GIVEN DATA ▸
★ ★ ★ ★
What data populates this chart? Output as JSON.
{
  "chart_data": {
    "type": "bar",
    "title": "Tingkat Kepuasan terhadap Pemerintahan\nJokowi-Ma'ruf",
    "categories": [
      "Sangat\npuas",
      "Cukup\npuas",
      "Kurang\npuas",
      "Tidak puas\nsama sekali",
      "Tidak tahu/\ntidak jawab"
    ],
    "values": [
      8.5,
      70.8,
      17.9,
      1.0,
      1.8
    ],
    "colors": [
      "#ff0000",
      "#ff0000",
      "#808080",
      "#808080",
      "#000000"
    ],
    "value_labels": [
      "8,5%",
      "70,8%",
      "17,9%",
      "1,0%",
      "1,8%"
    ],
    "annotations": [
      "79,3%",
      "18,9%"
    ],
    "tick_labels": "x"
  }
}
★ ★ ★ ★
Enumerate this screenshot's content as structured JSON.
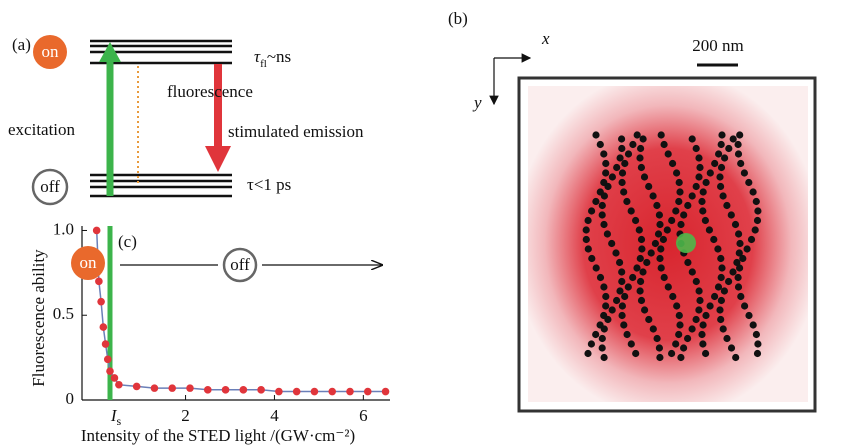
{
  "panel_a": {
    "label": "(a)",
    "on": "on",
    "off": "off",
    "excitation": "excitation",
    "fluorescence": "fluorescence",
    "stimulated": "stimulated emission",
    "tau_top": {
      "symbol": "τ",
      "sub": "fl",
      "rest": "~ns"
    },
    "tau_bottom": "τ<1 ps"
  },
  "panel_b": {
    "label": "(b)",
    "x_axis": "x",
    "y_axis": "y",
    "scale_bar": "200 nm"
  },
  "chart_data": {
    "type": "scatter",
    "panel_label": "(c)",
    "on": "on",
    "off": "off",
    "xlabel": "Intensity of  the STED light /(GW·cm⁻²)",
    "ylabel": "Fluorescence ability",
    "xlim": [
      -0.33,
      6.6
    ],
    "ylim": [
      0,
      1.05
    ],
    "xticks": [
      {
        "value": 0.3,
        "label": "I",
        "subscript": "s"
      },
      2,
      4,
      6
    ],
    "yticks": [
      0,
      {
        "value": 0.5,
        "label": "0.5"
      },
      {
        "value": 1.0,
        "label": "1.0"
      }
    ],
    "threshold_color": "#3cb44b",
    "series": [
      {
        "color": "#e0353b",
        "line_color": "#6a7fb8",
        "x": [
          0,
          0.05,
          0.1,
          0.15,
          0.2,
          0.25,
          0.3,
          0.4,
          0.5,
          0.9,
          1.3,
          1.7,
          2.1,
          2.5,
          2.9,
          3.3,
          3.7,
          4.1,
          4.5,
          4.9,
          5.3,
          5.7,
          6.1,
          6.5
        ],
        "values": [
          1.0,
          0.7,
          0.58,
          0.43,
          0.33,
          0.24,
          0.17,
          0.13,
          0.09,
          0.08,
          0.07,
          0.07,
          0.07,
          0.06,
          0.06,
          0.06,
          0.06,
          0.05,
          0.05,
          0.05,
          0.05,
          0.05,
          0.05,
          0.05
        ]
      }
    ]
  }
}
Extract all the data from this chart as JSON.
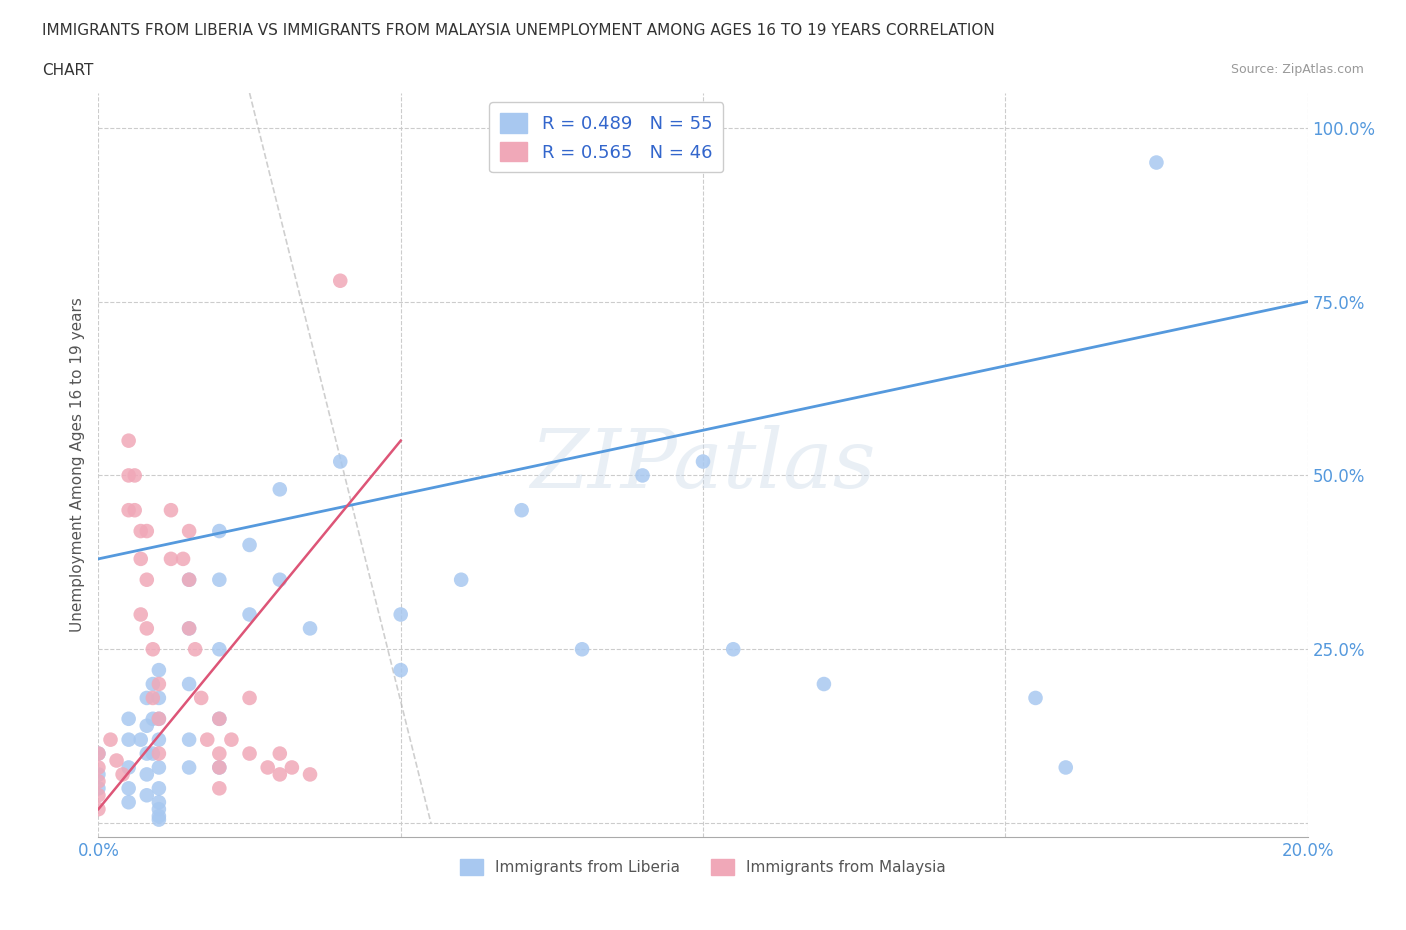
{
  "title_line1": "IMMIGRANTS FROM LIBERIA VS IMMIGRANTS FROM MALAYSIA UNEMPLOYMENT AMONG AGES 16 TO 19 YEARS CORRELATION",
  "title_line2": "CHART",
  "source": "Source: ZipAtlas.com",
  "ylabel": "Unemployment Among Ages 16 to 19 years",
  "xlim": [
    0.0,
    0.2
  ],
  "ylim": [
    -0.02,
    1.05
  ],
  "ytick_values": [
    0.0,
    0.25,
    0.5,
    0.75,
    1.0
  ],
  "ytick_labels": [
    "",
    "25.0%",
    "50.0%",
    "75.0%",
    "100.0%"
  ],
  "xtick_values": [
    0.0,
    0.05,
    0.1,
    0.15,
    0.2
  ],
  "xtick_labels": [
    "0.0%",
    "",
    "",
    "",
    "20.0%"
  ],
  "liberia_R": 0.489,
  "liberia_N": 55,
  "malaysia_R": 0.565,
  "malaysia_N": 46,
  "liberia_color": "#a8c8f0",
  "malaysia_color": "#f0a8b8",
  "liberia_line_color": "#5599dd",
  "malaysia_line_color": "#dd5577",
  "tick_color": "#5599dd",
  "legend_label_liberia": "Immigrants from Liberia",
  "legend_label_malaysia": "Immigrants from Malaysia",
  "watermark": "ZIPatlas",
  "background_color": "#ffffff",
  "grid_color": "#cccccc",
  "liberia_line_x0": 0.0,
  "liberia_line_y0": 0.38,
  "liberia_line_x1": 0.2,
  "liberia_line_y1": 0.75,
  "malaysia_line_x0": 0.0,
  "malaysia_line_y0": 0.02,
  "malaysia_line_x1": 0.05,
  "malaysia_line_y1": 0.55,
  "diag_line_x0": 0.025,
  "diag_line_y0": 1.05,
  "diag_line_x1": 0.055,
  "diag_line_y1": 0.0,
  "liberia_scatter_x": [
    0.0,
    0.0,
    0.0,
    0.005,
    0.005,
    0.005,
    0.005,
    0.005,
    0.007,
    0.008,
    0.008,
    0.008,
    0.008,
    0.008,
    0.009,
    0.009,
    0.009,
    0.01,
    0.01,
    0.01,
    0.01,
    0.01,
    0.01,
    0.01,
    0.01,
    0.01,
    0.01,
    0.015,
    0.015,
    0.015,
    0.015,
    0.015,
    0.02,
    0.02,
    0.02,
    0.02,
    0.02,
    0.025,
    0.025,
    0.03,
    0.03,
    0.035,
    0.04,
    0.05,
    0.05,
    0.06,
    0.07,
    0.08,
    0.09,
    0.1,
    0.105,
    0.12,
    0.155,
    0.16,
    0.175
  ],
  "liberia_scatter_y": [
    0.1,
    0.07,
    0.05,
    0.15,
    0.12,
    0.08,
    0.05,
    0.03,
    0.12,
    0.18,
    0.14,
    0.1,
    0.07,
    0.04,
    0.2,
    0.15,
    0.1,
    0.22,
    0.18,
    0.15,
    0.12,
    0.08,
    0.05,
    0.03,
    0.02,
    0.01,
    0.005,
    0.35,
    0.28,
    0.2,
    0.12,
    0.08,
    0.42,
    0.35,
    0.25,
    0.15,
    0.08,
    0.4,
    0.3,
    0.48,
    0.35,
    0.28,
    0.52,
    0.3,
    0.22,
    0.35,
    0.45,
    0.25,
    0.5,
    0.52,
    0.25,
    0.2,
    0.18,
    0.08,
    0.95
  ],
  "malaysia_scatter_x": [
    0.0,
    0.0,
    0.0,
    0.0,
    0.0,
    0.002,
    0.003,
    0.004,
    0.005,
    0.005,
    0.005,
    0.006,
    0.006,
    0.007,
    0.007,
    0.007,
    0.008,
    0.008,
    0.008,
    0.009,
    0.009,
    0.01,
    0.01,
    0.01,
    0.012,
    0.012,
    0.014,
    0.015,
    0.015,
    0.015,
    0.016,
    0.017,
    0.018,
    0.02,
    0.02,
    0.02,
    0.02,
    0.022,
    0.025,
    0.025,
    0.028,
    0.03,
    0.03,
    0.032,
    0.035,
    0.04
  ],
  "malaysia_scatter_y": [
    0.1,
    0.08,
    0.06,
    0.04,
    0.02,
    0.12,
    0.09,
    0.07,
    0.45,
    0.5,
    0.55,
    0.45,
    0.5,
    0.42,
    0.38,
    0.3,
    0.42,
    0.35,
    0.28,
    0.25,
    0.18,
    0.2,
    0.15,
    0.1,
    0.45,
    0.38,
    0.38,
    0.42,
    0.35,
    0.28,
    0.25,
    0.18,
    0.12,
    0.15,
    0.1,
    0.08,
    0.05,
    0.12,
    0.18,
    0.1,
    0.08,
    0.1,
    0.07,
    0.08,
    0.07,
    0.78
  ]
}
★ ★ ★ ★
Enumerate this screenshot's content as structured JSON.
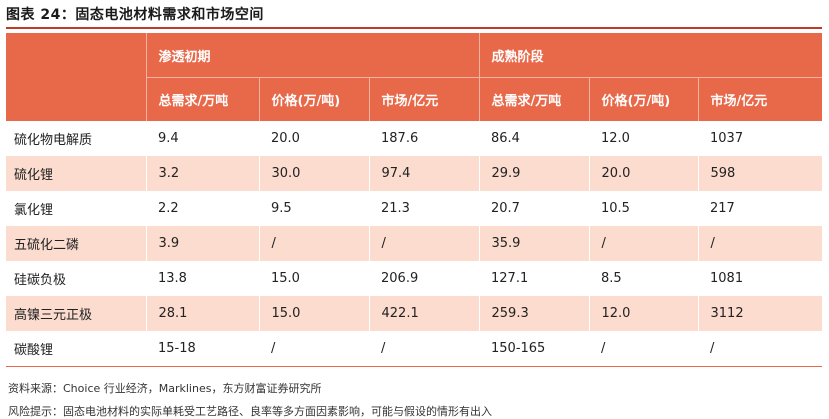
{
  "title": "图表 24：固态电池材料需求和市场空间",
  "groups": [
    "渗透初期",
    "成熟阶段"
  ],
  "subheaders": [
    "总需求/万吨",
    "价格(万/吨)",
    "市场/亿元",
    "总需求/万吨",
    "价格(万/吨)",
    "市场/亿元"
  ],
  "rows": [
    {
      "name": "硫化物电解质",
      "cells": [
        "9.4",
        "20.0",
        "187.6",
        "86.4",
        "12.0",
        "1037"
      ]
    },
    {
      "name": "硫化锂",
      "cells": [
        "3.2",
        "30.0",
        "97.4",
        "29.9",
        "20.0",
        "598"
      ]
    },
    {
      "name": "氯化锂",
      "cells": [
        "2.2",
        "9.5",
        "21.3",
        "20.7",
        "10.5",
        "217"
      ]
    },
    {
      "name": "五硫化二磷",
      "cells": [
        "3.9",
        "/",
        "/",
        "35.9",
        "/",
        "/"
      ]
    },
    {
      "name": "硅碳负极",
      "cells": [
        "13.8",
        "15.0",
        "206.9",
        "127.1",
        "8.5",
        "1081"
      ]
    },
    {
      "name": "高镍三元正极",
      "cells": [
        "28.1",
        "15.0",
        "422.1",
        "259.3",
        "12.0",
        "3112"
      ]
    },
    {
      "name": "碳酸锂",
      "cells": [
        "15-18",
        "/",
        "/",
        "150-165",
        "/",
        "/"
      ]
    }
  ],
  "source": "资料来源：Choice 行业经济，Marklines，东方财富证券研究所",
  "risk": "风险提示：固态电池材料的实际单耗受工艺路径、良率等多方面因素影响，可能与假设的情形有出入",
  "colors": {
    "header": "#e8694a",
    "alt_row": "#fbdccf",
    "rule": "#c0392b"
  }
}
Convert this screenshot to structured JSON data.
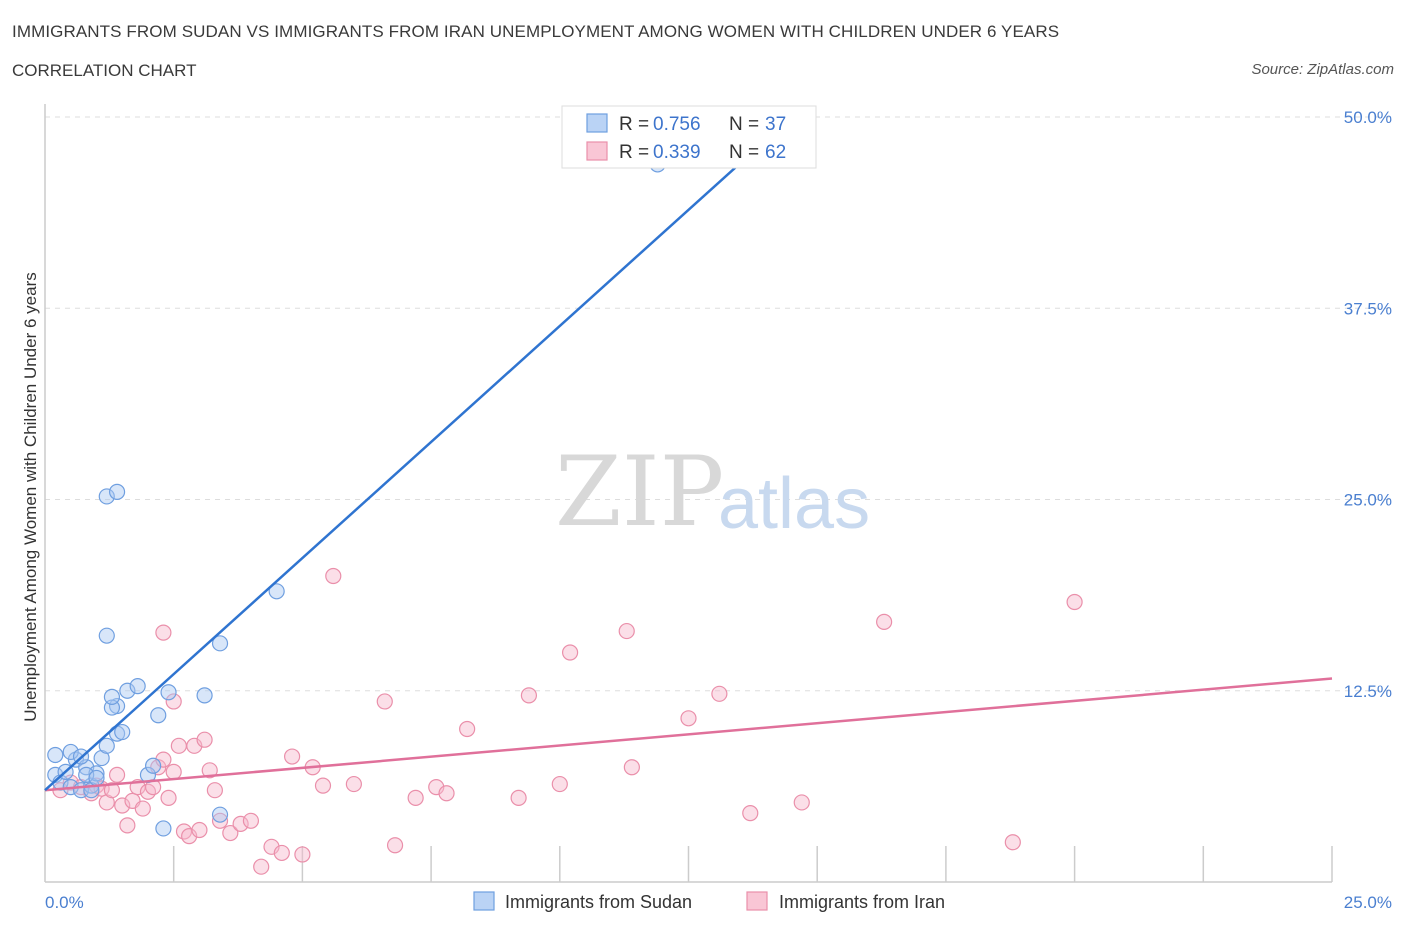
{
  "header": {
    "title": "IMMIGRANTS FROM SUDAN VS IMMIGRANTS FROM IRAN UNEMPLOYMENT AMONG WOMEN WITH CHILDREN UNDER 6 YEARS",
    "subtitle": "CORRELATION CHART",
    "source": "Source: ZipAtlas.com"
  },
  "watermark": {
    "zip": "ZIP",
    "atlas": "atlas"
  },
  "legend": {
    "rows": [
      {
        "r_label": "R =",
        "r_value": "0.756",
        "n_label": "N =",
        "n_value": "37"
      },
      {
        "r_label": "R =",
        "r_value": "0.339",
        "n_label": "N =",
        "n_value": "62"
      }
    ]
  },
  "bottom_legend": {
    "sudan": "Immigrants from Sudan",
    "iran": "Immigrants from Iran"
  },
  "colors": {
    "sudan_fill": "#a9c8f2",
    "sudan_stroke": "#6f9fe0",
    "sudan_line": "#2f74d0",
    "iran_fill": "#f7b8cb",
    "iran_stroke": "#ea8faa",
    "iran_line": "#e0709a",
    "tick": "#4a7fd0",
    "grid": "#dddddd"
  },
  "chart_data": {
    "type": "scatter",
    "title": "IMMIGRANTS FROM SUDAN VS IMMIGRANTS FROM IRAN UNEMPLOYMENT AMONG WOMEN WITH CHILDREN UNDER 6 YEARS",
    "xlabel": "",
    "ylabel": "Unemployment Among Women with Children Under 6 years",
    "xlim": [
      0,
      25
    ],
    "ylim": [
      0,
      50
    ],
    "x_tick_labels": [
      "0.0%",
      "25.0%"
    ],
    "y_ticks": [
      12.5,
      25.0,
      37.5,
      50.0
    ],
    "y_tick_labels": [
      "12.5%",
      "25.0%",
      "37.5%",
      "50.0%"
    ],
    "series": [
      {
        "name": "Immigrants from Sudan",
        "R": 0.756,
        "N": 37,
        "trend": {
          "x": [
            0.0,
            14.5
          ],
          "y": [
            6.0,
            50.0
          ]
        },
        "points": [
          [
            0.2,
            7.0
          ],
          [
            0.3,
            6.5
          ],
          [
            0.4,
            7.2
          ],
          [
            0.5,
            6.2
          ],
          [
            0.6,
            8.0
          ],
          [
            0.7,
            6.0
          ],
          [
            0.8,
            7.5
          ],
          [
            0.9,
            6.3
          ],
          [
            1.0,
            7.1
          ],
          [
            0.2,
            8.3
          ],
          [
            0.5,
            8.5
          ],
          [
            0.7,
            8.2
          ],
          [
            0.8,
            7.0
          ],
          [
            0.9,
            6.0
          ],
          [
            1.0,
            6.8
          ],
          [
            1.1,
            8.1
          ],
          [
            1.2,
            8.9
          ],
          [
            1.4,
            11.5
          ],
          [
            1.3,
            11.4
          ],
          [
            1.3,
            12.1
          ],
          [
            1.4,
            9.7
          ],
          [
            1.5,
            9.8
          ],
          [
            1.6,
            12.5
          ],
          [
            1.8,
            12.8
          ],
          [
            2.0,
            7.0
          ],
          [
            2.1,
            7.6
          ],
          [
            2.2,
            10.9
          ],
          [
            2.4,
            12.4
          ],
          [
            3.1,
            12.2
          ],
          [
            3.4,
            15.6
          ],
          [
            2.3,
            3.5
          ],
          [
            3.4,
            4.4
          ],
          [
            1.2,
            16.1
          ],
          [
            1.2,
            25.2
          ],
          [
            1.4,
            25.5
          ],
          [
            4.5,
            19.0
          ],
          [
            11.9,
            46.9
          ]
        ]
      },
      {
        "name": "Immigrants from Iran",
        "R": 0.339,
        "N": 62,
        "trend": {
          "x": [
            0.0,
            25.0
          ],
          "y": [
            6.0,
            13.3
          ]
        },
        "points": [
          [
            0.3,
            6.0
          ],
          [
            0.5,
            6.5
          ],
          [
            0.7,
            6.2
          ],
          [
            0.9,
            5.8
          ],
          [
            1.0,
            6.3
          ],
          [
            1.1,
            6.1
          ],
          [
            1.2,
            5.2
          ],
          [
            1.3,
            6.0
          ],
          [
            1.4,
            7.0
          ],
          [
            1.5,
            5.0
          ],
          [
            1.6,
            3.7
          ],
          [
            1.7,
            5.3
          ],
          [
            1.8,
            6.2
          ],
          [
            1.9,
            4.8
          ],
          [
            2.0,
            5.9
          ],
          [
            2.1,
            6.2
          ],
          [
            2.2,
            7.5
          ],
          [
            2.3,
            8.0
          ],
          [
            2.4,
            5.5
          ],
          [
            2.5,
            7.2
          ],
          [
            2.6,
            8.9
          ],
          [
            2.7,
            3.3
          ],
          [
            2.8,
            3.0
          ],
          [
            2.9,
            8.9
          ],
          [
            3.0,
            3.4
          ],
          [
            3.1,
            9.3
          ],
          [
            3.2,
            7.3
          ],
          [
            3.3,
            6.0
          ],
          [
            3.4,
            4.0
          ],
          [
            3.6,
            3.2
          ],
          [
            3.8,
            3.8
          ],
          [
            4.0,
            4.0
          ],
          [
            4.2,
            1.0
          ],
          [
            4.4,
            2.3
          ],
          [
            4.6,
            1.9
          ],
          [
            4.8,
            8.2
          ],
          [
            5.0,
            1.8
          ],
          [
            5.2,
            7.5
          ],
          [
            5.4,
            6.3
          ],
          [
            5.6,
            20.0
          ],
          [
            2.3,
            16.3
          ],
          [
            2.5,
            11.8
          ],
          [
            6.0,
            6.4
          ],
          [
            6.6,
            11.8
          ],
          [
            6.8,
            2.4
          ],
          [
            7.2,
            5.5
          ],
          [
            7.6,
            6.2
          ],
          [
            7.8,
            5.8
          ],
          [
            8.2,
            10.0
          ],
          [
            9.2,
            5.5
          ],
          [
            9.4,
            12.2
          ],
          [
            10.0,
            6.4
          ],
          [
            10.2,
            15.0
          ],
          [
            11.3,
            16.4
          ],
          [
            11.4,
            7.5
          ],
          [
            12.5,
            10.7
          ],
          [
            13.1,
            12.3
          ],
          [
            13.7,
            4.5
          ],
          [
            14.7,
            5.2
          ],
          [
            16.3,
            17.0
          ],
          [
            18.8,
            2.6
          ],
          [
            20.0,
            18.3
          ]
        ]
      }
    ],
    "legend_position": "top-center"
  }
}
★ ★ ★ ★
SET EXERCISE ▸ Check all the records above and select each line where the string "this" is found.

WRITTEN SOLUTION ▸
What data populates this chart? Output as JSON.
Enumerate this screenshot's content as structured JSON.
Extract all the data from this chart as JSON.
Enumerate this screenshot's content as structured JSON.
Convert this screenshot to structured JSON data.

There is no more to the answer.